_Entries from a dataset_:
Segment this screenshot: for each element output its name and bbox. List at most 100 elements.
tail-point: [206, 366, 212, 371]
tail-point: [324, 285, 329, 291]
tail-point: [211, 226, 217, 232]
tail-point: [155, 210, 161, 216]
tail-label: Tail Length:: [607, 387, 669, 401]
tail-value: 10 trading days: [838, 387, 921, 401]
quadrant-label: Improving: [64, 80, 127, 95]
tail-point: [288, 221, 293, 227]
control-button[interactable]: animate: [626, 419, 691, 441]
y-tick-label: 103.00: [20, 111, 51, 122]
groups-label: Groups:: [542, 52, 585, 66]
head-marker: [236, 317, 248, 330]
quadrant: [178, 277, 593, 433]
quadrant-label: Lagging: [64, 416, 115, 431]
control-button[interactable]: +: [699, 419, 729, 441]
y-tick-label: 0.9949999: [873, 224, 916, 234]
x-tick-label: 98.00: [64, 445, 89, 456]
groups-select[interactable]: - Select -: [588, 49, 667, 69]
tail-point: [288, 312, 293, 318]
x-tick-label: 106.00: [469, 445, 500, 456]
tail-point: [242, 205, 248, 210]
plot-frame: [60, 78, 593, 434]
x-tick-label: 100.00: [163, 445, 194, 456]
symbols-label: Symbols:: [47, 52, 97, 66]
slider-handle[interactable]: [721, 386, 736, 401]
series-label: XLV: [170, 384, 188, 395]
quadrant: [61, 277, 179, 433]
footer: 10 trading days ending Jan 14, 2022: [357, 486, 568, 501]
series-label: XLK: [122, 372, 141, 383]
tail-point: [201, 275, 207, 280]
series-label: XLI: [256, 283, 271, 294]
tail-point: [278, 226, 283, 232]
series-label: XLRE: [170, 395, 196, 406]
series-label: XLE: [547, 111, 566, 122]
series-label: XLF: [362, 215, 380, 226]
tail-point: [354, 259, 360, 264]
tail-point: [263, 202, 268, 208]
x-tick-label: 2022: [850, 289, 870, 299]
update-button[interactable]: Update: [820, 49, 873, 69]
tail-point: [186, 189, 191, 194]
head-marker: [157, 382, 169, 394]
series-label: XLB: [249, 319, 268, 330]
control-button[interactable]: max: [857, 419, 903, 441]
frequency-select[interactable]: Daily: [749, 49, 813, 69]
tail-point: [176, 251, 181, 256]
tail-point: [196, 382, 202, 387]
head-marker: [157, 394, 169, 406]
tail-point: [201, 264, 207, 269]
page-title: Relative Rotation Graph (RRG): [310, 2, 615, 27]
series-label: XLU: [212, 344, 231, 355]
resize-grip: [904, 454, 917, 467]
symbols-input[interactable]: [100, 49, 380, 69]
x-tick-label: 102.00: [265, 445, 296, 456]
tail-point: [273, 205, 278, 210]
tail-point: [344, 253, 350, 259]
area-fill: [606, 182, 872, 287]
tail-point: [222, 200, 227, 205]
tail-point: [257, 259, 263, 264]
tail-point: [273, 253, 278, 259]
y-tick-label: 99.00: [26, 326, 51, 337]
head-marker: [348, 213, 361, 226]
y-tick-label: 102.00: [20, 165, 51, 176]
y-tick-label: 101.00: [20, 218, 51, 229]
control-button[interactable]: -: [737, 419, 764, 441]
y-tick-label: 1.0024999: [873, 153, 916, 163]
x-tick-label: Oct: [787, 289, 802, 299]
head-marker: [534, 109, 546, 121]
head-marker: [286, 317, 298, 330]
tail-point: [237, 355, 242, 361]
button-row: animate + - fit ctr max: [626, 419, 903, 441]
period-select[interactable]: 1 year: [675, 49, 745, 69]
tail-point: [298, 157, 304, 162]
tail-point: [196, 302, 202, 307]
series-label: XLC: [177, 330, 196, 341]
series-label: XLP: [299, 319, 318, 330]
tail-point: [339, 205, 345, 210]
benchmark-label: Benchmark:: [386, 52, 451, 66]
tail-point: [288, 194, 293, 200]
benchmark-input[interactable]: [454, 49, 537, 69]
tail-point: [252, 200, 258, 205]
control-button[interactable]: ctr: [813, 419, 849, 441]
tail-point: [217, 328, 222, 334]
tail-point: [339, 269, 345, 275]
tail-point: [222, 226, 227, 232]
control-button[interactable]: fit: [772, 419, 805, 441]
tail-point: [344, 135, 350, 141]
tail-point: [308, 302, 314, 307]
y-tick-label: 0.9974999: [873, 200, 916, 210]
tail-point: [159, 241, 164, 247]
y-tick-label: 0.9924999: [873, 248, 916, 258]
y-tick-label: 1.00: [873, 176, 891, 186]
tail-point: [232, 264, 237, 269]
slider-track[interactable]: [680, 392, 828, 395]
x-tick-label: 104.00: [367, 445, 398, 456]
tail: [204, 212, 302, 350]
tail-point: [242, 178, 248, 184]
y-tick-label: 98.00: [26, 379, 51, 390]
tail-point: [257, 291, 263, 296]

_PROMPT_: Retype every line of the records above, character for character.

_SOLUTION TO THE PROBLEM_:
Segment this screenshot: for each element output its name and bbox. List at most 100 elements.
tail-point: [206, 366, 212, 371]
tail-point: [324, 285, 329, 291]
tail-point: [211, 226, 217, 232]
tail-point: [155, 210, 161, 216]
tail-label: Tail Length:: [607, 387, 669, 401]
tail-value: 10 trading days: [838, 387, 921, 401]
quadrant-label: Improving: [64, 80, 127, 95]
tail-point: [288, 221, 293, 227]
control-button[interactable]: animate: [626, 419, 691, 441]
y-tick-label: 103.00: [20, 111, 51, 122]
groups-label: Groups:: [542, 52, 585, 66]
head-marker: [236, 317, 248, 330]
quadrant: [178, 277, 593, 433]
quadrant-label: Lagging: [64, 416, 115, 431]
control-button[interactable]: +: [699, 419, 729, 441]
y-tick-label: 0.9949999: [873, 224, 916, 234]
x-tick-label: 98.00: [64, 445, 89, 456]
groups-select[interactable]: - Select -: [588, 49, 667, 69]
tail-point: [288, 312, 293, 318]
x-tick-label: 106.00: [469, 445, 500, 456]
tail-point: [242, 205, 248, 210]
plot-frame: [60, 78, 593, 434]
x-tick-label: 100.00: [163, 445, 194, 456]
symbols-label: Symbols:: [47, 52, 97, 66]
slider-handle[interactable]: [721, 386, 736, 401]
series-label: XLV: [170, 384, 188, 395]
quadrant: [61, 277, 179, 433]
footer: 10 trading days ending Jan 14, 2022: [357, 486, 568, 501]
series-label: XLK: [122, 372, 141, 383]
tail-point: [201, 275, 207, 280]
series-label: XLI: [256, 283, 271, 294]
tail-point: [278, 226, 283, 232]
series-label: XLRE: [170, 395, 196, 406]
series-label: XLE: [547, 111, 566, 122]
series-label: XLF: [362, 215, 380, 226]
tail-point: [354, 259, 360, 264]
tail-point: [263, 202, 268, 208]
x-tick-label: 2022: [850, 289, 870, 299]
update-button[interactable]: Update: [820, 49, 873, 69]
tail-point: [186, 189, 191, 194]
head-marker: [157, 382, 169, 394]
series-label: XLB: [249, 319, 268, 330]
control-button[interactable]: max: [857, 419, 903, 441]
frequency-select[interactable]: Daily: [749, 49, 813, 69]
tail-point: [176, 251, 181, 256]
tail-point: [196, 382, 202, 387]
head-marker: [157, 394, 169, 406]
tail-point: [201, 264, 207, 269]
page-title: Relative Rotation Graph (RRG): [310, 2, 615, 27]
series-label: XLU: [212, 344, 231, 355]
resize-grip: [904, 454, 917, 467]
symbols-input[interactable]: [100, 49, 380, 69]
x-tick-label: 102.00: [265, 445, 296, 456]
tail-point: [273, 205, 278, 210]
tail-point: [344, 253, 350, 259]
area-fill: [606, 182, 872, 287]
tail-point: [222, 200, 227, 205]
tail-point: [257, 259, 263, 264]
tail-point: [273, 253, 278, 259]
y-tick-label: 99.00: [26, 326, 51, 337]
head-marker: [348, 213, 361, 226]
y-tick-label: 102.00: [20, 165, 51, 176]
y-tick-label: 101.00: [20, 218, 51, 229]
control-button[interactable]: -: [737, 419, 764, 441]
y-tick-label: 1.0024999: [873, 153, 916, 163]
x-tick-label: Oct: [787, 289, 802, 299]
head-marker: [534, 109, 546, 121]
head-marker: [286, 317, 298, 330]
tail-point: [237, 355, 242, 361]
button-row: animate + - fit ctr max: [626, 419, 903, 441]
period-select[interactable]: 1 year: [675, 49, 745, 69]
tail-point: [298, 157, 304, 162]
tail-point: [196, 302, 202, 307]
series-label: XLC: [177, 330, 196, 341]
series-label: XLP: [299, 319, 318, 330]
tail-point: [339, 205, 345, 210]
benchmark-label: Benchmark:: [386, 52, 451, 66]
tail-point: [288, 194, 293, 200]
benchmark-input[interactable]: [454, 49, 537, 69]
tail-point: [252, 200, 258, 205]
control-button[interactable]: ctr: [813, 419, 849, 441]
tail-point: [217, 328, 222, 334]
tail-point: [339, 269, 345, 275]
tail-point: [222, 226, 227, 232]
control-button[interactable]: fit: [772, 419, 805, 441]
tail-point: [344, 135, 350, 141]
tail-point: [308, 302, 314, 307]
y-tick-label: 0.9974999: [873, 200, 916, 210]
tail-point: [159, 241, 164, 247]
y-tick-label: 0.9924999: [873, 248, 916, 258]
y-tick-label: 1.00: [873, 176, 891, 186]
tail-point: [232, 264, 237, 269]
slider-track[interactable]: [680, 392, 828, 395]
x-tick-label: 104.00: [367, 445, 398, 456]
tail: [204, 212, 302, 350]
tail-point: [242, 178, 248, 184]
y-tick-label: 98.00: [26, 379, 51, 390]
tail-point: [257, 291, 263, 296]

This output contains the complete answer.